TASK STATEMENT: Output the records below without changes, from the start up to and including the line that contains "x-tick-label: 2025 bbox=[1100, 664, 1181, 702]".

LISTED RECORDS:

■ ■ ■ ■ ■ ■ ■

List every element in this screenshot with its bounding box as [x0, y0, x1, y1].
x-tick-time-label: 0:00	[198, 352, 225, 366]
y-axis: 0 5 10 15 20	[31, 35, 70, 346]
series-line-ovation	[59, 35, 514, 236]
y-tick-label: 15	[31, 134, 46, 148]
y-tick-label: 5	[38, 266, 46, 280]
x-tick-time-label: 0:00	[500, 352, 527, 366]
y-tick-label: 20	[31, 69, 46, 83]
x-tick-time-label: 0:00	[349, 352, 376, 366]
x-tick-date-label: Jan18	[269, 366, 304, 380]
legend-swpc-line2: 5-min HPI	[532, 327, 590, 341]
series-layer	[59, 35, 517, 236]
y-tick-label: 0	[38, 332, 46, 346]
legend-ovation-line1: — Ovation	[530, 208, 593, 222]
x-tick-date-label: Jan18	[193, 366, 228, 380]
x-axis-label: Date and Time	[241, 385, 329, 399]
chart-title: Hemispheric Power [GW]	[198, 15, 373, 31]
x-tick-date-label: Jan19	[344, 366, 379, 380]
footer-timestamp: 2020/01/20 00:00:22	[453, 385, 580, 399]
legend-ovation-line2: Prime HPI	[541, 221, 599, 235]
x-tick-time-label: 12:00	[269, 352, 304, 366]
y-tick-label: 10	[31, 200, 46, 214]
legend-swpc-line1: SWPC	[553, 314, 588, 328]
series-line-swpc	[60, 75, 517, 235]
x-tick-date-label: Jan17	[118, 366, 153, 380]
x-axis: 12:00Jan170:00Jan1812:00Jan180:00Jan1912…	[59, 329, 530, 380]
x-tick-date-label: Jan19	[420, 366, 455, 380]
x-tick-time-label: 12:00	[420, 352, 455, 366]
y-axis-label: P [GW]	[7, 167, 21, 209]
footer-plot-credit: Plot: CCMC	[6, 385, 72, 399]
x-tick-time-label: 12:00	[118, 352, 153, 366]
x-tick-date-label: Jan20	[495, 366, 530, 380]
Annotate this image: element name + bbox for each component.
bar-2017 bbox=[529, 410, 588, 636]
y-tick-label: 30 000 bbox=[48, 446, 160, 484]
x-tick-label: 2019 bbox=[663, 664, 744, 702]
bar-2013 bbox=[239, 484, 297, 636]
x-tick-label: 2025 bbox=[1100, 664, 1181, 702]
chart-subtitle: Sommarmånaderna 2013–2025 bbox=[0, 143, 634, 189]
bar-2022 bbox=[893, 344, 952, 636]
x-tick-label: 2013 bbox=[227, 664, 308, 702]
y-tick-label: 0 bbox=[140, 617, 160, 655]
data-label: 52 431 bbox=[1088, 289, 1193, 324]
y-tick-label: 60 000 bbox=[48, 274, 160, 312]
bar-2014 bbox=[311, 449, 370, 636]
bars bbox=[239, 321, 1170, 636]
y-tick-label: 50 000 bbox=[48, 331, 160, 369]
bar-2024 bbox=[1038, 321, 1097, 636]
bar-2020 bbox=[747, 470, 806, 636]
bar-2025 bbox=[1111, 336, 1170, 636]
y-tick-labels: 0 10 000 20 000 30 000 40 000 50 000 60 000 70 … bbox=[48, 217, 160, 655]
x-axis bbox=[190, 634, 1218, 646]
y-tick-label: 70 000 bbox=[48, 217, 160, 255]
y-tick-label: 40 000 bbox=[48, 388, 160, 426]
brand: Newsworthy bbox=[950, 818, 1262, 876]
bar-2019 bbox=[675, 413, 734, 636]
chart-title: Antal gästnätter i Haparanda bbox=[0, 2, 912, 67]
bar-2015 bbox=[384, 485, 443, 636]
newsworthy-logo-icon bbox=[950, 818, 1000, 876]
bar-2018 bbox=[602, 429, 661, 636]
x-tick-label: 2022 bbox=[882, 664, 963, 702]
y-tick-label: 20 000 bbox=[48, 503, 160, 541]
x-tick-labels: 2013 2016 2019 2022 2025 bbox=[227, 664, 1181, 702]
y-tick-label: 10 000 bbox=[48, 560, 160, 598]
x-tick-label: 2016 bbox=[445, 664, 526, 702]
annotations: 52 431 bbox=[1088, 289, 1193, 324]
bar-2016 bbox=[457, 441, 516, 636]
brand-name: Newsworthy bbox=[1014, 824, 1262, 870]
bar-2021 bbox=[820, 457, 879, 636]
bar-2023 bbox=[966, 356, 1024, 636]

■ ■ ■ ■ ■ ■ ■

THE ANSWER:
List every element in this screenshot with its bounding box as [x0, y0, x1, y1].
x-tick-time-label: 0:00	[198, 352, 225, 366]
y-axis: 0 5 10 15 20	[31, 35, 70, 346]
series-line-ovation	[59, 35, 514, 236]
y-tick-label: 15	[31, 134, 46, 148]
y-tick-label: 5	[38, 266, 46, 280]
x-tick-time-label: 0:00	[500, 352, 527, 366]
y-tick-label: 20	[31, 69, 46, 83]
x-tick-time-label: 0:00	[349, 352, 376, 366]
x-tick-date-label: Jan18	[269, 366, 304, 380]
legend-swpc-line2: 5-min HPI	[532, 327, 590, 341]
series-layer	[59, 35, 517, 236]
y-tick-label: 0	[38, 332, 46, 346]
legend-ovation-line1: — Ovation	[530, 208, 593, 222]
x-tick-date-label: Jan18	[193, 366, 228, 380]
x-axis-label: Date and Time	[241, 385, 329, 399]
chart-title: Hemispheric Power [GW]	[198, 15, 373, 31]
x-tick-date-label: Jan19	[344, 366, 379, 380]
footer-timestamp: 2020/01/20 00:00:22	[453, 385, 580, 399]
legend-ovation-line2: Prime HPI	[541, 221, 599, 235]
x-tick-time-label: 12:00	[269, 352, 304, 366]
y-tick-label: 10	[31, 200, 46, 214]
legend-swpc-line1: SWPC	[553, 314, 588, 328]
series-line-swpc	[60, 75, 517, 235]
x-tick-date-label: Jan17	[118, 366, 153, 380]
x-axis: 12:00Jan170:00Jan1812:00Jan180:00Jan1912…	[59, 329, 530, 380]
x-tick-date-label: Jan19	[420, 366, 455, 380]
x-tick-time-label: 12:00	[420, 352, 455, 366]
y-axis-label: P [GW]	[7, 167, 21, 209]
footer-plot-credit: Plot: CCMC	[6, 385, 72, 399]
x-tick-time-label: 12:00	[118, 352, 153, 366]
x-tick-date-label: Jan20	[495, 366, 530, 380]
Annotate this image: element name + bbox for each component.
bar-2017 bbox=[529, 410, 588, 636]
y-tick-label: 30 000 bbox=[48, 446, 160, 484]
x-tick-label: 2019 bbox=[663, 664, 744, 702]
bar-2013 bbox=[239, 484, 297, 636]
x-tick-label: 2025 bbox=[1100, 664, 1181, 702]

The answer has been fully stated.